**Given information**
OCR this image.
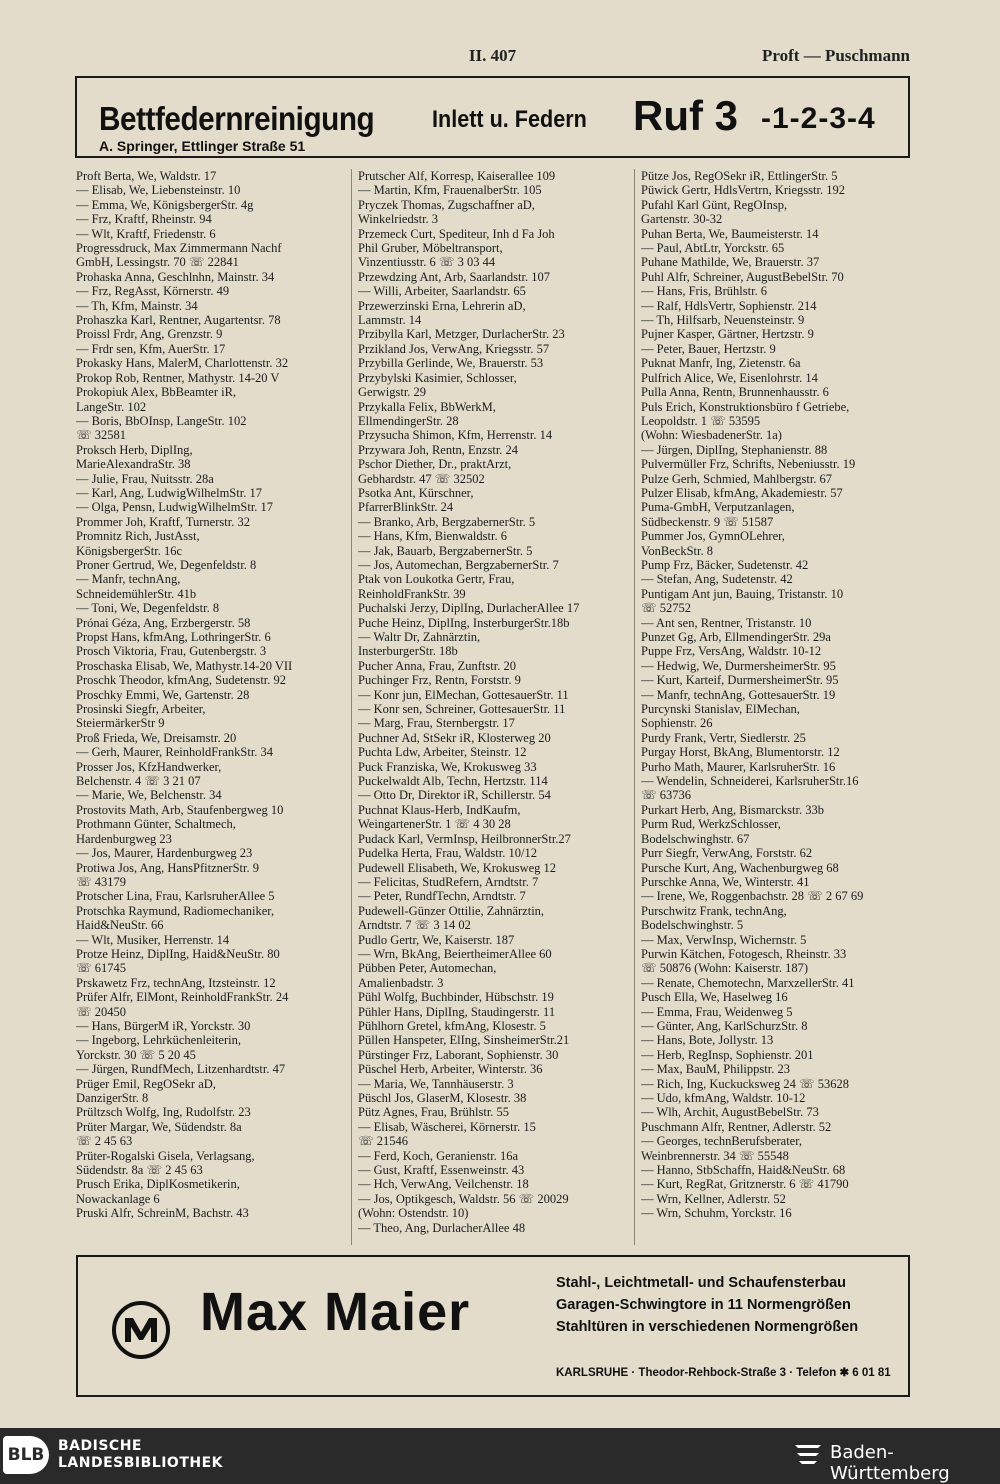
II. 407	Proft — Puschmann
Bettfedernreinigung Inlett u. Federn Ruf 3 -1-2-3-4
A. Springer, Ettlinger Straße 51
Proft Berta, We, Waldstr. 17
— Elisab, We, Liebensteinstr. 10
— Emma, We, KönigsbergerStr. 4g
— Frz, Kraftf, Rheinstr. 94
— Wlt, Kraftf, Friedenstr. 6
Progressdruck, Max Zimmermann Nachf
GmbH, Lessingstr. 70 ☏ 22841
Prohaska Anna, Geschlnhn, Mainstr. 34
— Frz, RegAsst, Körnerstr. 49
— Th, Kfm, Mainstr. 34
Prohaszka Karl, Rentner, Augartentsr. 78
Proissl Frdr, Ang, Grenzstr. 9
— Frdr sen, Kfm, AuerStr. 17
Prokasky Hans, MalerM, Charlottenstr. 32
Prokop Rob, Rentner, Mathystr. 14-20 V
Prokopiuk Alex, BbBeamter iR,
LangeStr. 102
— Boris, BbOInsp, LangeStr. 102
☏ 32581
Proksch Herb, DiplIng,
MarieAlexandraStr. 38
— Julie, Frau, Nuitsstr. 28a
— Karl, Ang, LudwigWilhelmStr. 17
— Olga, Pensn, LudwigWilhelmStr. 17
Prommer Joh, Kraftf, Turnerstr. 32
Promnitz Rich, JustAsst,
KönigsbergerStr. 16c
Proner Gertrud, We, Degenfeldstr. 8
— Manfr, technAng,
SchneidemühlerStr. 41b
— Toni, We, Degenfeldstr. 8
Prónai Géza, Ang, Erzbergerstr. 58
Propst Hans, kfmAng, LothringerStr. 6
Prosch Viktoria, Frau, Gutenbergstr. 3
Proschaska Elisab, We, Mathystr.14-20 VII
Proschk Theodor, kfmAng, Sudetenstr. 92
Proschky Emmi, We, Gartenstr. 28
Prosinski Siegfr, Arbeiter,
SteiermärkerStr 9
Proß Frieda, We, Dreisamstr. 20
— Gerh, Maurer, ReinholdFrankStr. 34
Prosser Jos, KfzHandwerker,
Belchenstr. 4 ☏ 3 21 07
— Marie, We, Belchenstr. 34
Prostovits Math, Arb, Staufenbergweg 10
Prothmann Günter, Schaltmech,
Hardenburgweg 23
— Jos, Maurer, Hardenburgweg 23
Protiwa Jos, Ang, HansPfitznerStr. 9
☏ 43179
Protscher Lina, Frau, KarlsruherAllee 5
Protschka Raymund, Radiomechaniker,
Haid&NeuStr. 66
— Wlt, Musiker, Herrenstr. 14
Protze Heinz, DiplIng, Haid&NeuStr. 80
☏ 61745
Prskawetz Frz, technAng, Itzsteinstr. 12
Prüfer Alfr, ElMont, ReinholdFrankStr. 24
☏ 20450
— Hans, BürgerM iR, Yorckstr. 30
— Ingeborg, Lehrküchenleiterin,
Yorckstr. 30 ☏ 5 20 45
— Jürgen, RundfMech, Litzenhardtstr. 47
Prüger Emil, RegOSekr aD,
DanzigerStr. 8
Prültzsch Wolfg, Ing, Rudolfstr. 23
Prüter Margar, We, Südendstr. 8a
☏ 2 45 63
Prüter-Rogalski Gisela, Verlagsang,
Südendstr. 8a ☏ 2 45 63
Prusch Erika, DiplKosmetikerin,
Nowackanlage 6
Pruski Alfr, SchreinM, Bachstr. 43
Prutscher Alf, Korresp, Kaiserallee 109
— Martin, Kfm, FrauenalberStr. 105
Pryczek Thomas, Zugschaffner aD,
Winkelriedstr. 3
Przemeck Curt, Spediteur, Inh d Fa Joh
Phil Gruber, Möbeltransport,
Vinzentiusstr. 6 ☏ 3 03 44
Przewdzing Ant, Arb, Saarlandstr. 107
— Willi, Arbeiter, Saarlandstr. 65
Przewerzinski Erna, Lehrerin aD,
Lammstr. 14
Przibylla Karl, Metzger, DurlacherStr. 23
Przikland Jos, VerwAng, Kriegsstr. 57
Przybilla Gerlinde, We, Brauerstr. 53
Przybylski Kasimier, Schlosser,
Gerwigstr. 29
Przykalla Felix, BbWerkM,
EllmendingerStr. 28
Przysucha Shimon, Kfm, Herrenstr. 14
Przywara Joh, Rentn, Enzstr. 24
Pschor Diether, Dr., praktArzt,
Gebhardstr. 47 ☏ 32502
Psotka Ant, Kürschner,
PfarrerBlinkStr. 24
— Branko, Arb, BergzabernerStr. 5
— Hans, Kfm, Bienwaldstr. 6
— Jak, Bauarb, BergzabernerStr. 5
— Jos, Automechan, BergzabernerStr. 7
Ptak von Loukotka Gertr, Frau,
ReinholdFrankStr. 39
Puchalski Jerzy, DiplIng, DurlacherAllee 17
Puche Heinz, DiplIng, InsterburgerStr.18b
— Waltr Dr, Zahnärztin,
InsterburgerStr. 18b
Pucher Anna, Frau, Zunftstr. 20
Puchinger Frz, Rentn, Forststr. 9
— Konr jun, ElMechan, GottesauerStr. 11
— Konr sen, Schreiner, GottesauerStr. 11
— Marg, Frau, Sternbergstr. 17
Puchner Ad, StSekr iR, Klosterweg 20
Puchta Ldw, Arbeiter, Steinstr. 12
Puck Franziska, We, Krokusweg 33
Puckelwaldt Alb, Techn, Hertzstr. 114
— Otto Dr, Direktor iR, Schillerstr. 54
Puchnat Klaus-Herb, IndKaufm,
WeingartenerStr. 1 ☏ 4 30 28
Pudack Karl, VermInsp, HeilbronnerStr.27
Pudelka Herta, Frau, Waldstr. 10/12
Pudewell Elisabeth, We, Krokusweg 12
— Felicitas, StudRefern, Arndtstr. 7
— Peter, RundfTechn, Arndtstr. 7
Pudewell-Günzer Ottilie, Zahnärztin,
Arndtstr. 7 ☏ 3 14 02
Pudlo Gertr, We, Kaiserstr. 187
— Wrn, BkAng, BeiertheimerAllee 60
Pübben Peter, Automechan,
Amalienbadstr. 3
Pühl Wolfg, Buchbinder, Hübschstr. 19
Pühler Hans, DiplIng, Staudingerstr. 11
Pühlhorn Gretel, kfmAng, Klosestr. 5
Püllen Hanspeter, ElIng, SinsheimerStr.21
Pürstinger Frz, Laborant, Sophienstr. 30
Püschel Herb, Arbeiter, Winterstr. 36
— Maria, We, Tannhäuserstr. 3
Püschl Jos, GlaserM, Klosestr. 38
Pütz Agnes, Frau, Brühlstr. 55
— Elisab, Wäscherei, Körnerstr. 15
☏ 21546
— Ferd, Koch, Geranienstr. 16a
— Gust, Kraftf, Essenweinstr. 43
— Hch, VerwAng, Veilchenstr. 18
— Jos, Optikgesch, Waldstr. 56 ☏ 20029
(Wohn: Ostendstr. 10)
— Theo, Ang, DurlacherAllee 48
Pütze Jos, RegOSekr iR, EttlingerStr. 5
Püwick Gertr, HdlsVertrn, Kriegsstr. 192
Pufahl Karl Günt, RegOInsp,
Gartenstr. 30-32
Puhan Berta, We, Baumeisterstr. 14
— Paul, AbtLtr, Yorckstr. 65
Puhane Mathilde, We, Brauerstr. 37
Puhl Alfr, Schreiner, AugustBebelStr. 70
— Hans, Fris, Brühlstr. 6
— Ralf, HdlsVertr, Sophienstr. 214
— Th, Hilfsarb, Neuensteinstr. 9
Pujner Kasper, Gärtner, Hertzstr. 9
— Peter, Bauer, Hertzstr. 9
Puknat Manfr, Ing, Zietenstr. 6a
Pulfrich Alice, We, Eisenlohrstr. 14
Pulla Anna, Rentn, Brunnenhausstr. 6
Puls Erich, Konstruktionsbüro f Getriebe,
Leopoldstr. 1 ☏ 53595
(Wohn: WiesbadenerStr. 1a)
— Jürgen, DiplIng, Stephanienstr. 88
Pulvermüller Frz, Schrifts, Nebeniusstr. 19
Pulze Gerh, Schmied, Mahlbergstr. 67
Pulzer Elisab, kfmAng, Akademiestr. 57
Puma-GmbH, Verputzanlagen,
Südbeckenstr. 9 ☏ 51587
Pummer Jos, GymnOLehrer,
VonBeckStr. 8
Pump Frz, Bäcker, Sudetenstr. 42
— Stefan, Ang, Sudetenstr. 42
Puntigam Ant jun, Bauing, Tristanstr. 10
☏ 52752
— Ant sen, Rentner, Tristanstr. 10
Punzet Gg, Arb, EllmendingerStr. 29a
Puppe Frz, VersAng, Waldstr. 10-12
— Hedwig, We, DurmersheimerStr. 95
— Kurt, Karteif, DurmersheimerStr. 95
— Manfr, technAng, GottesauerStr. 19
Purcynski Stanislav, ElMechan,
Sophienstr. 26
Purdy Frank, Vertr, Siedlerstr. 25
Purgay Horst, BkAng, Blumentorstr. 12
Purho Math, Maurer, KarlsruherStr. 16
— Wendelin, Schneiderei, KarlsruherStr.16
☏ 63736
Purkart Herb, Ang, Bismarckstr. 33b
Purm Rud, WerkzSchlosser,
Bodelschwinghstr. 67
Purr Siegfr, VerwAng, Forststr. 62
Pursche Kurt, Ang, Wachenburgweg 68
Purschke Anna, We, Winterstr. 41
— Irene, We, Roggenbachstr. 28 ☏ 2 67 69
Purschwitz Frank, technAng,
Bodelschwinghstr. 5
— Max, VerwInsp, Wichernstr. 5
Purwin Kätchen, Fotogesch, Rheinstr. 33
☏ 50876 (Wohn: Kaiserstr. 187)
— Renate, Chemotechn, MarxzellerStr. 41
Pusch Ella, We, Haselweg 16
— Emma, Frau, Weidenweg 5
— Günter, Ang, KarlSchurzStr. 8
— Hans, Bote, Jollystr. 13
— Herb, RegInsp, Sophienstr. 201
— Max, BauM, Philippstr. 23
— Rich, Ing, Kuckucksweg 24 ☏ 53628
— Udo, kfmAng, Waldstr. 10-12
— Wlh, Archit, AugustBebelStr. 73
Puschmann Alfr, Rentner, Adlerstr. 52
— Georges, technBerufsberater,
Weinbrennerstr. 34 ☏ 55548
— Hanno, StbSchaffn, Haid&NeuStr. 68
— Kurt, RegRat, Gritznerstr. 6 ☏ 41790
— Wrn, Kellner, Adlerstr. 52
— Wrn, Schuhm, Yorckstr. 16
Max Maier	Stahl-, Leichtmetall- und Schaufensterbau
Garagen-Schwingtore in 11 Normengrößen
Stahltüren in verschiedenen Normengrößen
KARLSRUHE · Theodor-Rehbock-Straße 3 · Telefon ✱ 6 01 81
BLB BADISCHE
LANDESBIBLIOTHEK	Baden-Württemberg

**Work to be completed**
Count every line in the data that contains the word "DurmersheimerStr", then give that count and nothing else.

**Output for this task**
2